#### TEXT SHOWN ####

Wire up MMDB-based GeoIP/ASN enrichment with three pluggable providers — DB-IP Lite (default, no auth required), MaxMind GeoLite2 (opt-in, license key), IPinfo Lite (opt-in, token). Build a single lookup wrapper, a working enrich-pending job (replacing the M05 skeleton), the refresh-geoip job (replacing the M05 stub that returned 412), and UI display of country flag and ASN on the IP detail page.

The provider abstraction is intentionally narrow: only the download path forks per provider. The on-disk format (MMDB) and the lookup path are common.

Before you start

  1. Verify previous milestones (especially M05, M07, M09):

    git log --oneline -10
    cd api && composer test && cd ..
    
  2. Read SPEC.md §2 (GeoIP/ASN section), §4 (ip_enrichment table), §6 (refresh-geoip and enrich-pending job endpoints), §10 (where the DBs live; /data/geoip/), §15 (note out-of-scope items).

  3. Pick a provider for development. All three speak MMDB; the lookup code does not care which is on disk. The default for fresh installs is DB-IP because it needs no credentials.

| Provider | Auth | License | Update cadence | Compression | Integrity check published | Attribution required | |---|---|---|---|---|---|---| | DB-IP Lite (default) | none | CC BY 4.0 | monthly (1st) | .mmdb.gz (single file) | no | yes — "IP Geolocation by DB-IP" | | MaxMind GeoLite2 (opt-in) | license key | MaxMind EULA, free tier | twice weekly | .tar.gz (directory) | yes — .sha256 companion | no | | IPinfo Lite (opt-in) | token | IPinfo TOS, free tier | weekly | .mmdb (uncompressed) | no | yes — "powered by IPinfo" |

  1. Test fixtures live in api/tests/Fixtures/geoip/ and are committed to the repo. They use the public GeoLite2-City-Test.mmdb / GeoLite2-ASN-Test.mmdb style fixtures from the maxmind/MaxMind-DB repo (Apache-2.0, vendorable). They cover IP 81.2.69.142 (GB) and a small IPv6 set. Acceptance does not depend on a real provider being reachable.

Tasks

1. MMDB wrapper

In api/src/Domain/Enrichment/:

  • EnrichmentResult.php — value object: countryCode: ?string, asn: ?int, asOrg: ?string, enrichedAt: DateTimeImmutable.
  • EnrichmentService.php interface: enrich(IpAddress $ip): EnrichmentResult.

In api/src/Infrastructure/Enrichment/:

  • MmdbEnrichmentService.php — implements EnrichmentService against any MMDB file. Accepts paths to two .mmdb files (Country and ASN) plus a RecordAdapter keyed on the configured provider. Lazy-loads readers; if a file is missing or unreadable, log a warning once per process lifetime and return an all-null result.
    • Use MaxMind\Db\Reader::get($ip) directly (the lower-level open-format reader; ships as a transitive dep of geoip2/geoip2). Avoid the higher-level Geoip2\Database\Reader::country() accessor — it's MaxMind-shape-specific and breaks on IPinfo's flat record schema.
    • Add geoip2/geoip2 to api/composer.json (allowed; SPEC §2 names MaxMind, and the package is the canonical PHP MMDB reader).

####

• DIRECTIONS:
1. Answer these questions from the GeoIP enrichment text:
(a) Which provider is the default for fresh installs, and for what stated reason?
(b) Which IPv4 address do the committed test fixtures cover?
(c) What should MmdbEnrichmentService return when a .mmdb file is missing or unreadable?
2. Decide whether each statement agrees with the GeoIP enrichment text. Answer yes or no, and quote the words from the text that settle it.
(a) MaxMind GeoLite2 publishes an integrity check.
(b) The lookup path differs from one provider to another.
(c) Acceptance requires a real provider to be reachable.
3. Resume the GeoIP enrichment text from the point where it stops.
The entries play no part in this work.

#### DATA LINES ####

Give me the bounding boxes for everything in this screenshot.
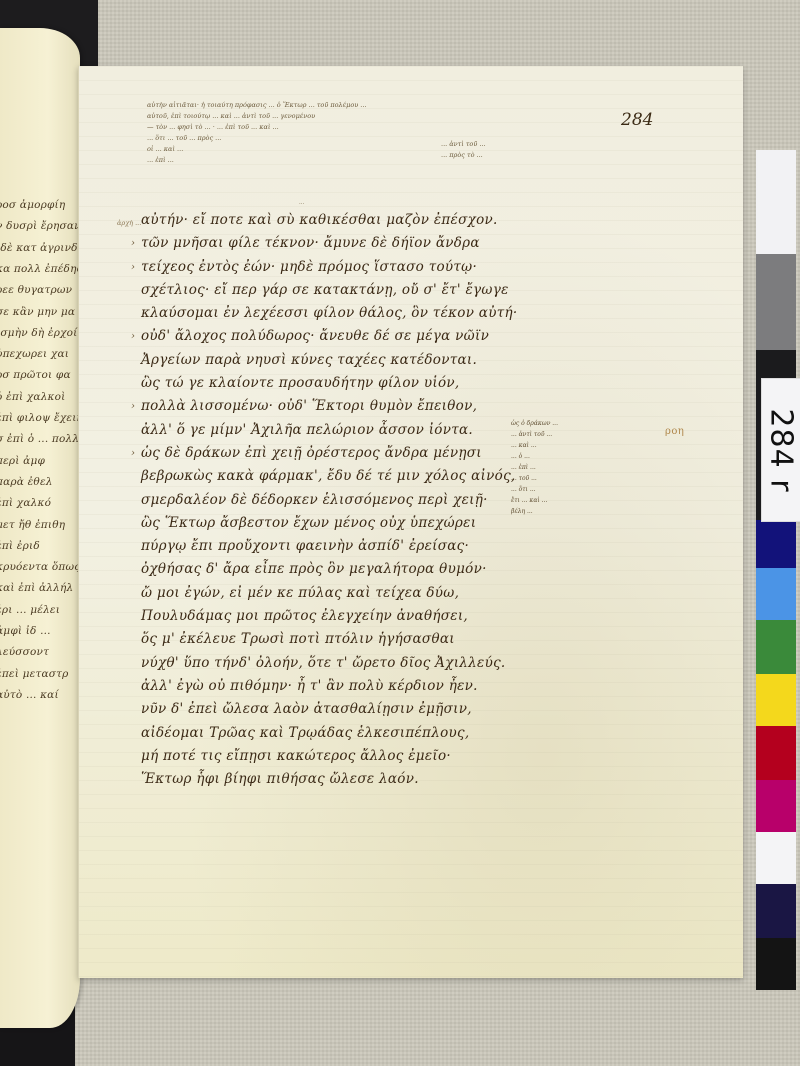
scholion-line: ... ἐπὶ ... — [511, 462, 651, 473]
main-text-block: αὐτήν· εἴ ποτε καὶ σὺ καθικέσθαι μαζὸν ἐ… — [141, 209, 521, 791]
verso-text-line: ρεε θυγατρων — [0, 284, 72, 296]
text-line: σμερδαλέον δὲ δέδορκεν ἑλισσόμενος περὶ … — [141, 489, 521, 512]
text-line: Πουλυδάμας μοι πρῶτος ἐλεγχείην ἀναθήσει… — [141, 605, 521, 628]
text-line: σχέτλιος· εἴ περ γάρ σε κατακτάνῃ, οὔ σ'… — [141, 279, 521, 302]
color-calibration-strip — [756, 150, 796, 990]
verso-text-line: ἐπεὶ μεταστρ — [0, 668, 69, 680]
text-line: ›οὐδ' ἄλοχος πολύδωρος· ἄνευθε δέ σε μέγ… — [141, 325, 521, 348]
margin-note-left: ἀρχὴ ... — [117, 219, 141, 227]
verso-text-line: ἐπὶ φιλοψ ἔχειν — [0, 412, 80, 424]
scholia-right: ὡς ὁ δράκων ... ... ἀντὶ τοῦ ... ... καὶ… — [511, 418, 651, 517]
verso-text-line: ἐπὶ ἐριδ — [0, 540, 40, 552]
scholion-line: αὐτοῦ, ἐπὶ τοιούτῳ ... καὶ ... ἀντὶ τοῦ … — [147, 111, 617, 122]
line-text: πύργῳ ἔπι προὔχοντι φαεινὴν ἀσπίδ' ἐρείσ… — [141, 538, 469, 554]
text-line: ἀλλ' ὅ γε μίμν' Ἀχιλῆα πελώριον ἆσσον ἰό… — [141, 419, 521, 442]
text-line: ›τείχεος ἐντὸς ἐών· μηδὲ πρόμος ἵστασο τ… — [141, 256, 521, 279]
verso-text-line: ν δυσρὶ ἔρησαν — [0, 220, 80, 232]
text-line: ›πολλὰ λισσομένω· οὐδ' Ἕκτορι θυμὸν ἔπει… — [141, 395, 521, 418]
scholia-top-right: ... ἀντὶ τοῦ ... ... πρὸς τὸ ... — [441, 139, 641, 161]
text-line: ὣς τώ γε κλαίοντε προσαυδήτην φίλον υἱόν… — [141, 372, 521, 395]
color-patch-red — [756, 726, 796, 780]
folio-label-card: 284 r — [761, 378, 800, 522]
line-text: ὤ μοι ἐγών, εἰ μέν κε πύλας καὶ τείχεα δ… — [141, 585, 459, 601]
color-patch-blue — [756, 520, 796, 568]
line-text: νύχθ' ὕπο τήνδ' ὀλοήν, ὅτε τ' ὤρετο δῖος… — [141, 655, 506, 671]
text-line: ὣς Ἕκτωρ ἄσβεστον ἔχων μένος οὐχ ὑπεχώρε… — [141, 512, 521, 535]
color-patch-yellow — [756, 674, 796, 726]
verso-text-line: κα πολλ ἐπέδησ — [0, 263, 80, 275]
verso-text-line: σ ἐπὶ ὁ ... πολλ — [0, 433, 79, 445]
text-line: ἀλλ' ἐγὼ οὐ πιθόμην· ἦ τ' ἂν πολὺ κέρδιο… — [141, 675, 521, 698]
line-marker: › — [131, 232, 135, 255]
verso-text-line: λεύσσοντ — [0, 646, 49, 658]
line-text: νῦν δ' ἐπεὶ ὤλεσα λαὸν ἀτασθαλίῃσιν ἐμῇσ… — [141, 701, 472, 717]
scholion-line: ... ἀντὶ τοῦ ... — [511, 429, 651, 440]
line-text: πολλὰ λισσομένω· οὐδ' Ἕκτορι θυμὸν ἔπειθ… — [141, 398, 477, 414]
verso-text-line: κρυόεντα ὅπως — [0, 561, 80, 573]
verso-text-line: μετ ἤθ ἐπιθη — [0, 519, 65, 531]
text-line: ›ὡς δὲ δράκων ἐπὶ χειῇ ὀρέστερος ἄνδρα μ… — [141, 442, 521, 465]
line-text: μή ποτέ τις εἴπῃσι κακώτερος ἄλλος ἐμεῖο… — [141, 748, 451, 764]
folio-number: 284 — [621, 110, 653, 130]
scholion-line: ... καὶ ... — [511, 440, 651, 451]
text-line: βεβρωκὼς κακὰ φάρμακ', ἔδυ δέ τέ μιν χόλ… — [141, 465, 521, 488]
scholion-line: ὡς ὁ δράκων ... — [511, 418, 651, 429]
line-text: τῶν μνῆσαι φίλε τέκνον· ἄμυνε δὲ δήϊον ἄ… — [141, 235, 480, 251]
verso-text-line: καὶ ἐπὶ ἀλλήλ — [0, 582, 73, 594]
verso-text-line: ἀμφὶ ἰδ ... — [0, 625, 51, 637]
text-line: ὤ μοι ἐγών, εἰ μέν κε πύλας καὶ τείχεα δ… — [141, 582, 521, 605]
text-line: ›τῶν μνῆσαι φίλε τέκνον· ἄμυνε δὲ δήϊον … — [141, 232, 521, 255]
text-line: κλαύσομαι ἐν λεχέεσσι φίλον θάλος, ὃν τέ… — [141, 302, 521, 325]
text-line: ὀχθήσας δ' ἄρα εἶπε πρὸς ὃν μεγαλήτορα θ… — [141, 558, 521, 581]
verso-text-line: ροσ ἀμορφίη — [0, 199, 65, 211]
line-text: ἀλλ' ὅ γε μίμν' Ἀχιλῆα πελώριον ἆσσον ἰό… — [141, 422, 473, 438]
line-text: ὣς τώ γε κλαίοντε προσαυδήτην φίλον υἱόν… — [141, 375, 460, 391]
recto-page: 284 αὐτὴν αἰτιᾶται· ἡ τοιαύτη πρόφασις .… — [78, 66, 743, 978]
scholion-line: αὐτὴν αἰτιᾶται· ἡ τοιαύτη πρόφασις ... ὁ… — [147, 100, 617, 111]
scholion-line: ... πρὸς τὸ ... — [441, 150, 641, 161]
verso-text-line: παρὰ ἐθελ — [0, 476, 53, 488]
line-marker: › — [131, 442, 135, 465]
scholion-line: ... ὅτι ... τοῦ ... πρὸς ... — [147, 133, 427, 144]
text-line: νύχθ' ὕπο τήνδ' ὀλοήν, ὅτε τ' ὤρετο δῖος… — [141, 652, 521, 675]
color-patch-gray — [756, 254, 796, 350]
text-line: αἰδέομαι Τρῶας καὶ Τρῳάδας ἑλκεσιπέπλους… — [141, 722, 521, 745]
scholion-line: ... ὁ ... — [511, 451, 651, 462]
folio-label: 284 r — [764, 408, 799, 492]
line-text: ὅς μ' ἐκέλευε Τρωσὶ ποτὶ πτόλιν ἡγήσασθα… — [141, 631, 455, 647]
verso-page-edge: ροσ ἀμορφίην δυσρὶ ἔρησανἰδὲ κατ ἀγρινδκ… — [0, 28, 80, 1028]
interlinear-gloss: ... — [299, 200, 304, 206]
line-text: Ἕκτωρ ἧφι βίηφι πιθήσας ὤλεσε λαόν. — [141, 771, 419, 787]
line-marker: › — [131, 395, 135, 418]
text-line: μή ποτέ τις εἴπῃσι κακώτερος ἄλλος ἐμεῖο… — [141, 745, 521, 768]
verso-text-line: ρσ πρῶτοι φα — [0, 369, 71, 381]
line-text: Ἀργείων παρὰ νηυσὶ κύνες ταχέες κατέδοντ… — [141, 352, 477, 368]
line-text: βεβρωκὼς κακὰ φάρμακ', ἔδυ δέ τέ μιν χόλ… — [141, 468, 516, 484]
line-marker: › — [131, 256, 135, 279]
text-line: αὐτήν· εἴ ποτε καὶ σὺ καθικέσθαι μαζὸν ἐ… — [141, 209, 521, 232]
text-line: νῦν δ' ἐπεὶ ὤλεσα λαὸν ἀτασθαλίῃσιν ἐμῇσ… — [141, 698, 521, 721]
verso-text-line: αὐτὸ ... καί — [0, 689, 59, 701]
line-text: ὣς Ἕκτωρ ἄσβεστον ἔχων μένος οὐχ ὑπεχώρε… — [141, 515, 476, 531]
verso-text-line: ὑπεχωρει χαι — [0, 348, 69, 360]
scholion-line: ... ὅτι ... — [511, 484, 651, 495]
color-patch-dark-blue — [756, 884, 796, 938]
verso-text-line: περὶ ἀμφ — [0, 455, 45, 467]
line-text: Πουλυδάμας μοι πρῶτος ἐλεγχείην ἀναθήσει… — [141, 608, 468, 624]
line-text: αἰδέομαι Τρῶας καὶ Τρῳάδας ἑλκεσιπέπλους… — [141, 725, 469, 741]
line-text: ἀλλ' ἐγὼ οὐ πιθόμην· ἦ τ' ἂν πολὺ κέρδιο… — [141, 678, 478, 694]
verso-text-line: ὁ ἐπὶ χαλκοὶ — [0, 391, 65, 403]
text-line: Ἀργείων παρὰ νηυσὶ κύνες ταχέες κατέδοντ… — [141, 349, 521, 372]
verso-text-line: ἐρι ... μέλει — [0, 604, 60, 616]
color-patch-white2 — [756, 832, 796, 884]
verso-text-line: σε κἂν μην μα — [0, 306, 75, 318]
line-text: σμερδαλέον δὲ δέδορκεν ἑλισσόμενος περὶ … — [141, 492, 488, 508]
marginal-numeral: ροη — [665, 426, 684, 437]
line-text: αὐτήν· εἴ ποτε καὶ σὺ καθικέσθαι μαζὸν ἐ… — [141, 212, 498, 228]
line-text: σχέτλιος· εἴ περ γάρ σε κατακτάνῃ, οὔ σ'… — [141, 282, 509, 298]
verso-text-line: ἰδὲ κατ ἀγρινδ — [0, 242, 78, 254]
line-text: οὐδ' ἄλοχος πολύδωρος· ἄνευθε δέ σε μέγα… — [141, 328, 489, 344]
verso-text-line: ἰσμὴν δὴ ἐρχοί — [0, 327, 77, 339]
scholion-line: ... ἐπὶ ... — [147, 155, 427, 166]
color-patch-green — [756, 620, 796, 674]
line-text: κλαύσομαι ἐν λεχέεσσι φίλον θάλος, ὃν τέ… — [141, 305, 517, 321]
scholion-line: οἱ ... καὶ ... — [147, 144, 427, 155]
text-line: πύργῳ ἔπι προὔχοντι φαεινὴν ἀσπίδ' ἐρείσ… — [141, 535, 521, 558]
line-text: τείχεος ἐντὸς ἐών· μηδὲ πρόμος ἵστασο το… — [141, 259, 477, 275]
color-patch-cyan — [756, 568, 796, 620]
line-text: ὀχθήσας δ' ἄρα εἶπε πρὸς ὃν μεγαλήτορα θ… — [141, 561, 487, 577]
line-marker: › — [131, 325, 135, 348]
color-patch-white — [756, 150, 796, 254]
scholion-line: ἔτι ... καὶ ... — [511, 495, 651, 506]
scholion-line: ... ἀντὶ τοῦ ... — [441, 139, 641, 150]
color-patch-black2 — [756, 938, 796, 990]
scholion-line: ... τοῦ ... — [511, 473, 651, 484]
line-text: ὡς δὲ δράκων ἐπὶ χειῇ ὀρέστερος ἄνδρα μέ… — [141, 445, 482, 461]
scholion-line: βέλη ... — [511, 506, 651, 517]
verso-text-line: ἐπὶ χαλκό — [0, 497, 51, 509]
color-patch-magenta — [756, 780, 796, 832]
text-line: ὅς μ' ἐκέλευε Τρωσὶ ποτὶ πτόλιν ἡγήσασθα… — [141, 628, 521, 651]
scholion-line: — τὸν ... φησὶ τὸ ... · ... ἐπὶ τοῦ ... … — [147, 122, 617, 133]
text-line: Ἕκτωρ ἧφι βίηφι πιθήσας ὤλεσε λαόν. — [141, 768, 521, 791]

####

• RESULTS BY TASK:
1.
(a) DB-IP Lite is the default, because it needs no credentials.
(b) 81.2.69.142 (GB).
(c) An all-null result, after logging a warning once per process lifetime.

2.
(a) Yes: "yes — .sha256 companion"
(b) No: "only the download path forks per provider. The on-disk format (MMDB) and the lookup path are common."
(c) No: "Acceptance does not depend on a real provider being reachable."

3.
  • RecordAdapter.php — small interface with extractCountryCode(array $record): ?string, extractAsn(array $record): ?int, extractAsOrg(array $record): ?string. Three implementations:
    • MaxMindRecordAdapter — country: $record['country']['iso_code']; ASN: $record['autonomous_system_number'], $record['autonomous_system_organization']. (DB-IP shares this schema.)
    • IpinfoRecordAdapter — country: $record['country_code'] (uppercase ISO-3166); ASN: $record['asn'] (string like "AS13335" — strip prefix, cast to int), $record['as_name'].
  • EnrichmentRepository.php (new file under api/src/Infrastructure/Reputation/ to live next to IpEnrichmentRepository, OR replace the existing read-only IpEnrichmentRepository — pick the latter; keep one class):
    • find(string $ipBin): ?array — keep the existing M09 shape.
    • upsert(string $ipBin, string $ipText, EnrichmentResult $result): void — driver-aware UPSERT (mirrors IpScoreRepository::upsert for SQLite/MySQL split).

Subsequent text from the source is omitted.